> [Data to process]
***
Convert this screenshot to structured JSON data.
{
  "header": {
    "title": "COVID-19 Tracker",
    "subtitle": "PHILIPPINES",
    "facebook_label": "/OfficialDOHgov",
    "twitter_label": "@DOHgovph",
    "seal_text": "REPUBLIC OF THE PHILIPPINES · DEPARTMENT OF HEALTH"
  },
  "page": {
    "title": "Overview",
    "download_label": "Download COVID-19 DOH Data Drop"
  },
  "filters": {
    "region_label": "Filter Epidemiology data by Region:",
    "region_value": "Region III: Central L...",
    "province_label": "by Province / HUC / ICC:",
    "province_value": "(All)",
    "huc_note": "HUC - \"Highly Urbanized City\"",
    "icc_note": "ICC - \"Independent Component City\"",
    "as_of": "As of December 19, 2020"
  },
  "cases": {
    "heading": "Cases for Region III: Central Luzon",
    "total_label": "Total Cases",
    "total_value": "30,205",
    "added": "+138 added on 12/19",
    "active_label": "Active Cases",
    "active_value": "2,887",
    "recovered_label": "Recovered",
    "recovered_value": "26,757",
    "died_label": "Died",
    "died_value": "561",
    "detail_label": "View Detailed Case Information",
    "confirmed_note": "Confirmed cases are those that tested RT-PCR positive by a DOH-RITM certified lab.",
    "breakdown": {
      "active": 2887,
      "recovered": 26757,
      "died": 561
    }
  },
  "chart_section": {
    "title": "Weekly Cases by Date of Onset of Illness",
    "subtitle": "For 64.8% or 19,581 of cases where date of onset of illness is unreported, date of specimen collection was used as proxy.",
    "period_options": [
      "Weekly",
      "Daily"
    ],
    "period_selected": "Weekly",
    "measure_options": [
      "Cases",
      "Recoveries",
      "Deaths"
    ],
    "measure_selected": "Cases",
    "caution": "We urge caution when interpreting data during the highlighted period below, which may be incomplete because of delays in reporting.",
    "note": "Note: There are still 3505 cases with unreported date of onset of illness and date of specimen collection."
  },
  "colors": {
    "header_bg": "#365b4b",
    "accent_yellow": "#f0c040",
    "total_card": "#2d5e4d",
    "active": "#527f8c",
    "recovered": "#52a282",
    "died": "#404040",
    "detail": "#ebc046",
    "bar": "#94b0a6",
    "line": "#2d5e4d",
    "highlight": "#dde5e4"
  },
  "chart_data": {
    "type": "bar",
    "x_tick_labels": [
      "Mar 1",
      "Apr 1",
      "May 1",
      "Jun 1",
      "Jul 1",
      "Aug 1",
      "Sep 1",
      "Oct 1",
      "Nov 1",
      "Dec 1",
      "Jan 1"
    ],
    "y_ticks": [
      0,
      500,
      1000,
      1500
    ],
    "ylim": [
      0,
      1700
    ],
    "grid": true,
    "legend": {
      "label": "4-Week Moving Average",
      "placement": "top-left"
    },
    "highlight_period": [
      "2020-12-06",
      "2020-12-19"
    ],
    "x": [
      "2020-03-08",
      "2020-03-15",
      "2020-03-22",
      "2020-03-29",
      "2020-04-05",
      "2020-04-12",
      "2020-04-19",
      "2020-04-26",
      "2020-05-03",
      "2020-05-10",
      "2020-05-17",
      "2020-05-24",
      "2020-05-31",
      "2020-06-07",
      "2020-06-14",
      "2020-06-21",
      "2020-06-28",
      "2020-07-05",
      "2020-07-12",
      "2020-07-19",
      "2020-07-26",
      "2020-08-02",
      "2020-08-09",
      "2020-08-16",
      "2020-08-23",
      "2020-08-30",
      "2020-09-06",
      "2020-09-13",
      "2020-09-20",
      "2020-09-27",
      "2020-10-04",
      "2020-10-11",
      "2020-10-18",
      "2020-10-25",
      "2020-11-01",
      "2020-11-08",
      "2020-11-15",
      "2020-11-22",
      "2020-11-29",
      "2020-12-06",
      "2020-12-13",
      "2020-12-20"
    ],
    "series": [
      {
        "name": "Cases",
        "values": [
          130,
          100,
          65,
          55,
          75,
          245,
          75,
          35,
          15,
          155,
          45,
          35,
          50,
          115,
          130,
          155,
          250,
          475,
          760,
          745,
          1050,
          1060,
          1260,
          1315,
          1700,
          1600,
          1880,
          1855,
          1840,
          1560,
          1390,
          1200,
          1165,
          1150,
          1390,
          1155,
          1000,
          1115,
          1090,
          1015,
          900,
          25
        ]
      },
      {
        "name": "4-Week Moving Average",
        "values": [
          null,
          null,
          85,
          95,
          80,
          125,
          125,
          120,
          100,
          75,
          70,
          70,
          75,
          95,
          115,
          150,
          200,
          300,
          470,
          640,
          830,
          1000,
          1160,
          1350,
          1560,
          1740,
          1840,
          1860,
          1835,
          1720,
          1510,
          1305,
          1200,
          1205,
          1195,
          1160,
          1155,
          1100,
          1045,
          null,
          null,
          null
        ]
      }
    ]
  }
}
***
> [Set task] Output each record exactly, leaving nothing out.

> [Finished exercise]
Convert this screenshot to structured JSON data.
{
  "header": {
    "title": "COVID-19 Tracker",
    "subtitle": "PHILIPPINES",
    "facebook_label": "/OfficialDOHgov",
    "twitter_label": "@DOHgovph",
    "seal_text": "REPUBLIC OF THE PHILIPPINES · DEPARTMENT OF HEALTH"
  },
  "page": {
    "title": "Overview",
    "download_label": "Download COVID-19 DOH Data Drop"
  },
  "filters": {
    "region_label": "Filter Epidemiology data by Region:",
    "region_value": "Region III: Central L...",
    "province_label": "by Province / HUC / ICC:",
    "province_value": "(All)",
    "huc_note": "HUC - \"Highly Urbanized City\"",
    "icc_note": "ICC - \"Independent Component City\"",
    "as_of": "As of December 19, 2020"
  },
  "cases": {
    "heading": "Cases for Region III: Central Luzon",
    "total_label": "Total Cases",
    "total_value": "30,205",
    "added": "+138 added on 12/19",
    "active_label": "Active Cases",
    "active_value": "2,887",
    "recovered_label": "Recovered",
    "recovered_value": "26,757",
    "died_label": "Died",
    "died_value": "561",
    "detail_label": "View Detailed Case Information",
    "confirmed_note": "Confirmed cases are those that tested RT-PCR positive by a DOH-RITM certified lab.",
    "breakdown": {
      "active": 2887,
      "recovered": 26757,
      "died": 561
    }
  },
  "chart_section": {
    "title": "Weekly Cases by Date of Onset of Illness",
    "subtitle": "For 64.8% or 19,581 of cases where date of onset of illness is unreported, date of specimen collection was used as proxy.",
    "period_options": [
      "Weekly",
      "Daily"
    ],
    "period_selected": "Weekly",
    "measure_options": [
      "Cases",
      "Recoveries",
      "Deaths"
    ],
    "measure_selected": "Cases",
    "caution": "We urge caution when interpreting data during the highlighted period below, which may be incomplete because of delays in reporting.",
    "note": "Note: There are still 3505 cases with unreported date of onset of illness and date of specimen collection."
  },
  "colors": {
    "header_bg": "#365b4b",
    "accent_yellow": "#f0c040",
    "total_card": "#2d5e4d",
    "active": "#527f8c",
    "recovered": "#52a282",
    "died": "#404040",
    "detail": "#ebc046",
    "bar": "#94b0a6",
    "line": "#2d5e4d",
    "highlight": "#dde5e4"
  },
  "chart_data": {
    "type": "bar",
    "x_tick_labels": [
      "Mar 1",
      "Apr 1",
      "May 1",
      "Jun 1",
      "Jul 1",
      "Aug 1",
      "Sep 1",
      "Oct 1",
      "Nov 1",
      "Dec 1",
      "Jan 1"
    ],
    "y_ticks": [
      0,
      500,
      1000,
      1500
    ],
    "ylim": [
      0,
      1700
    ],
    "grid": true,
    "legend": {
      "label": "4-Week Moving Average",
      "placement": "top-left"
    },
    "highlight_period": [
      "2020-12-06",
      "2020-12-19"
    ],
    "x": [
      "2020-03-08",
      "2020-03-15",
      "2020-03-22",
      "2020-03-29",
      "2020-04-05",
      "2020-04-12",
      "2020-04-19",
      "2020-04-26",
      "2020-05-03",
      "2020-05-10",
      "2020-05-17",
      "2020-05-24",
      "2020-05-31",
      "2020-06-07",
      "2020-06-14",
      "2020-06-21",
      "2020-06-28",
      "2020-07-05",
      "2020-07-12",
      "2020-07-19",
      "2020-07-26",
      "2020-08-02",
      "2020-08-09",
      "2020-08-16",
      "2020-08-23",
      "2020-08-30",
      "2020-09-06",
      "2020-09-13",
      "2020-09-20",
      "2020-09-27",
      "2020-10-04",
      "2020-10-11",
      "2020-10-18",
      "2020-10-25",
      "2020-11-01",
      "2020-11-08",
      "2020-11-15",
      "2020-11-22",
      "2020-11-29",
      "2020-12-06",
      "2020-12-13",
      "2020-12-20"
    ],
    "series": [
      {
        "name": "Cases",
        "values": [
          130,
          100,
          65,
          55,
          75,
          245,
          75,
          35,
          15,
          155,
          45,
          35,
          50,
          115,
          130,
          155,
          250,
          475,
          760,
          745,
          1050,
          1060,
          1260,
          1315,
          1700,
          1600,
          1880,
          1855,
          1840,
          1560,
          1390,
          1200,
          1165,
          1150,
          1390,
          1155,
          1000,
          1115,
          1090,
          1015,
          900,
          25
        ]
      },
      {
        "name": "4-Week Moving Average",
        "values": [
          null,
          null,
          85,
          95,
          80,
          125,
          125,
          120,
          100,
          75,
          70,
          70,
          75,
          95,
          115,
          150,
          200,
          300,
          470,
          640,
          830,
          1000,
          1160,
          1350,
          1560,
          1740,
          1840,
          1860,
          1835,
          1720,
          1510,
          1305,
          1200,
          1205,
          1195,
          1160,
          1155,
          1100,
          1045,
          null,
          null,
          null
        ]
      }
    ]
  }
}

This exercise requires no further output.